● Given request: Restate the full set of records exactly, word for word.
▬▬▬▬▬▬
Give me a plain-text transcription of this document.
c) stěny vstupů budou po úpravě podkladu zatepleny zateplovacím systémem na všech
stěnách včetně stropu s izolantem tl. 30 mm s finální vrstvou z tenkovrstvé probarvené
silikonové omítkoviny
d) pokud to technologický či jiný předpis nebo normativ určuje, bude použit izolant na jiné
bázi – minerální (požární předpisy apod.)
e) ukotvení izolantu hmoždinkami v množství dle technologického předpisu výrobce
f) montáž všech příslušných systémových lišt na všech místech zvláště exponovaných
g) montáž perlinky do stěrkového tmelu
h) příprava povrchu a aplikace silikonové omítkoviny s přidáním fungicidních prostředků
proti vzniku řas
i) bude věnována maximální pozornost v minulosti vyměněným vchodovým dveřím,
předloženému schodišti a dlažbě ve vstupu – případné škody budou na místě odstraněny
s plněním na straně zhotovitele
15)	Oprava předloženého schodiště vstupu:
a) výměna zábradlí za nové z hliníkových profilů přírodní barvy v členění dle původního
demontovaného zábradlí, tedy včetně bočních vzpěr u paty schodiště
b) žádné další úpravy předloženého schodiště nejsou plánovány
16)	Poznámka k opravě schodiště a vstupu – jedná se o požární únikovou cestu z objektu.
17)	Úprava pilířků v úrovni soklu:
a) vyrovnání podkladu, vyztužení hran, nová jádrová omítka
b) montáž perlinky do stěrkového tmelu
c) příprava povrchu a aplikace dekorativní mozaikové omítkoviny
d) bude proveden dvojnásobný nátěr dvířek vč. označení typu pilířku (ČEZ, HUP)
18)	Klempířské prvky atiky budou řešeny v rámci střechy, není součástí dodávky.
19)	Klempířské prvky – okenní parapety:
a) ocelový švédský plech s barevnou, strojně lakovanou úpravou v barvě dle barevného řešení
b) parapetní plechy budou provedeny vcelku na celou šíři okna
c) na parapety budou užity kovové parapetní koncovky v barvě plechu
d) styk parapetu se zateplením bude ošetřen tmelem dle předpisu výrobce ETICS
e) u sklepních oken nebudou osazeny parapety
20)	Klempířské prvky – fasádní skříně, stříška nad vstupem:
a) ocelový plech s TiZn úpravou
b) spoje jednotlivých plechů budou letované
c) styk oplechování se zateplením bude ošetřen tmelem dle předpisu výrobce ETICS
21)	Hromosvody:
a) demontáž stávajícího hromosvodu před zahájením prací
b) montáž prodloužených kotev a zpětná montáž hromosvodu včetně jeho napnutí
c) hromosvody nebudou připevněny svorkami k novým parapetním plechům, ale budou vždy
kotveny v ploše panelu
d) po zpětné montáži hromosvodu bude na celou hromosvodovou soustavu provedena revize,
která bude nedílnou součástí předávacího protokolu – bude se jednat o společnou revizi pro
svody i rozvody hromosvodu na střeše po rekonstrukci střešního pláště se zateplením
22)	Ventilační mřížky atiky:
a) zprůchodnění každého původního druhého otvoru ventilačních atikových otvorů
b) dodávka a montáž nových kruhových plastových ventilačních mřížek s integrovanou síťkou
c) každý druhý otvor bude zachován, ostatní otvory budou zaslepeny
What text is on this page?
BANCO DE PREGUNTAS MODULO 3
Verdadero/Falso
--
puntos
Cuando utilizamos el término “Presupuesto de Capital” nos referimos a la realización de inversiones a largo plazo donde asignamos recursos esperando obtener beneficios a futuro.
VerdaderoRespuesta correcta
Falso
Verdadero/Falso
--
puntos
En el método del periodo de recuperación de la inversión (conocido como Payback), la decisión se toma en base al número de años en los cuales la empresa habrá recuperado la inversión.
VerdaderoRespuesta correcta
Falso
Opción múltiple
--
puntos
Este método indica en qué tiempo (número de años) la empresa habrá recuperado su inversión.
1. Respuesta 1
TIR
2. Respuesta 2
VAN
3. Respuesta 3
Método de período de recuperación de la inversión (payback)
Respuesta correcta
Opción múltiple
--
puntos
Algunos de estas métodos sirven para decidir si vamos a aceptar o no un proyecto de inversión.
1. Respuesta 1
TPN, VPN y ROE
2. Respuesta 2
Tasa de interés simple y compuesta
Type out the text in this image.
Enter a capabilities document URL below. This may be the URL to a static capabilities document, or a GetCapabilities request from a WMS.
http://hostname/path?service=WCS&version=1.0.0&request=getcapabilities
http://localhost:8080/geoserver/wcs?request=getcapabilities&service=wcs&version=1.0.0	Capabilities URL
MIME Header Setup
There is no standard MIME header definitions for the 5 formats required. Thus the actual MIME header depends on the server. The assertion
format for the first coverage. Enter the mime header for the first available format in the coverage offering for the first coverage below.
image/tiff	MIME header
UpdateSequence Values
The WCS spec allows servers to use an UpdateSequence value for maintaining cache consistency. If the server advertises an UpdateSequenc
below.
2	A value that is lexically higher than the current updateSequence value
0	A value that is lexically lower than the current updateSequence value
▬▬▬▬▬▬
● Written reply:
Give me a plain-text transcription of this document.
c) stěny vstupů budou po úpravě podkladu zatepleny zateplovacím systémem na všech
stěnách včetně stropu s izolantem tl. 30 mm s finální vrstvou z tenkovrstvé probarvené
silikonové omítkoviny
d) pokud to technologický či jiný předpis nebo normativ určuje, bude použit izolant na jiné
bázi – minerální (požární předpisy apod.)
e) ukotvení izolantu hmoždinkami v množství dle technologického předpisu výrobce
f) montáž všech příslušných systémových lišt na všech místech zvláště exponovaných
g) montáž perlinky do stěrkového tmelu
h) příprava povrchu a aplikace silikonové omítkoviny s přidáním fungicidních prostředků
proti vzniku řas
i) bude věnována maximální pozornost v minulosti vyměněným vchodovým dveřím,
předloženému schodišti a dlažbě ve vstupu – případné škody budou na místě odstraněny
s plněním na straně zhotovitele
15)	Oprava předloženého schodiště vstupu:
a) výměna zábradlí za nové z hliníkových profilů přírodní barvy v členění dle původního
demontovaného zábradlí, tedy včetně bočních vzpěr u paty schodiště
b) žádné další úpravy předloženého schodiště nejsou plánovány
16)	Poznámka k opravě schodiště a vstupu – jedná se o požární únikovou cestu z objektu.
17)	Úprava pilířků v úrovni soklu:
a) vyrovnání podkladu, vyztužení hran, nová jádrová omítka
b) montáž perlinky do stěrkového tmelu
c) příprava povrchu a aplikace dekorativní mozaikové omítkoviny
d) bude proveden dvojnásobný nátěr dvířek vč. označení typu pilířku (ČEZ, HUP)
18)	Klempířské prvky atiky budou řešeny v rámci střechy, není součástí dodávky.
19)	Klempířské prvky – okenní parapety:
a) ocelový švédský plech s barevnou, strojně lakovanou úpravou v barvě dle barevného řešení
b) parapetní plechy budou provedeny vcelku na celou šíři okna
c) na parapety budou užity kovové parapetní koncovky v barvě plechu
d) styk parapetu se zateplením bude ošetřen tmelem dle předpisu výrobce ETICS
e) u sklepních oken nebudou osazeny parapety
20)	Klempířské prvky – fasádní skříně, stříška nad vstupem:
a) ocelový plech s TiZn úpravou
b) spoje jednotlivých plechů budou letované
c) styk oplechování se zateplením bude ošetřen tmelem dle předpisu výrobce ETICS
21)	Hromosvody:
a) demontáž stávajícího hromosvodu před zahájením prací
b) montáž prodloužených kotev a zpětná montáž hromosvodu včetně jeho napnutí
c) hromosvody nebudou připevněny svorkami k novým parapetním plechům, ale budou vždy
kotveny v ploše panelu
d) po zpětné montáži hromosvodu bude na celou hromosvodovou soustavu provedena revize,
která bude nedílnou součástí předávacího protokolu – bude se jednat o společnou revizi pro
svody i rozvody hromosvodu na střeše po rekonstrukci střešního pláště se zateplením
22)	Ventilační mřížky atiky:
a) zprůchodnění každého původního druhého otvoru ventilačních atikových otvorů
b) dodávka a montáž nových kruhových plastových ventilačních mřížek s integrovanou síťkou
c) každý druhý otvor bude zachován, ostatní otvory budou zaslepeny
What text is on this page?
BANCO DE PREGUNTAS MODULO 3
Verdadero/Falso
--
puntos
Cuando utilizamos el término “Presupuesto de Capital” nos referimos a la realización de inversiones a largo plazo donde asignamos recursos esperando obtener beneficios a futuro.
VerdaderoRespuesta correcta
Falso
Verdadero/Falso
--
puntos
En el método del periodo de recuperación de la inversión (conocido como Payback), la decisión se toma en base al número de años en los cuales la empresa habrá recuperado la inversión.
VerdaderoRespuesta correcta
Falso
Opción múltiple
--
puntos
Este método indica en qué tiempo (número de años) la empresa habrá recuperado su inversión.
1. Respuesta 1
TIR
2. Respuesta 2
VAN
3. Respuesta 3
Método de período de recuperación de la inversión (payback)
Respuesta correcta
Opción múltiple
--
puntos
Algunos de estas métodos sirven para decidir si vamos a aceptar o no un proyecto de inversión.
1. Respuesta 1
TPN, VPN y ROE
2. Respuesta 2
Tasa de interés simple y compuesta
Type out the text in this image.
Enter a capabilities document URL below. This may be the URL to a static capabilities document, or a GetCapabilities request from a WMS.
http://hostname/path?service=WCS&version=1.0.0&request=getcapabilities
http://localhost:8080/geoserver/wcs?request=getcapabilities&service=wcs&version=1.0.0	Capabilities URL
MIME Header Setup
There is no standard MIME header definitions for the 5 formats required. Thus the actual MIME header depends on the server. The assertion
format for the first coverage. Enter the mime header for the first available format in the coverage offering for the first coverage below.
image/tiff	MIME header
UpdateSequence Values
The WCS spec allows servers to use an UpdateSequence value for maintaining cache consistency. If the server advertises an UpdateSequenc
below.
2	A value that is lexically higher than the current updateSequence value
0	A value that is lexically lower than the current updateSequence value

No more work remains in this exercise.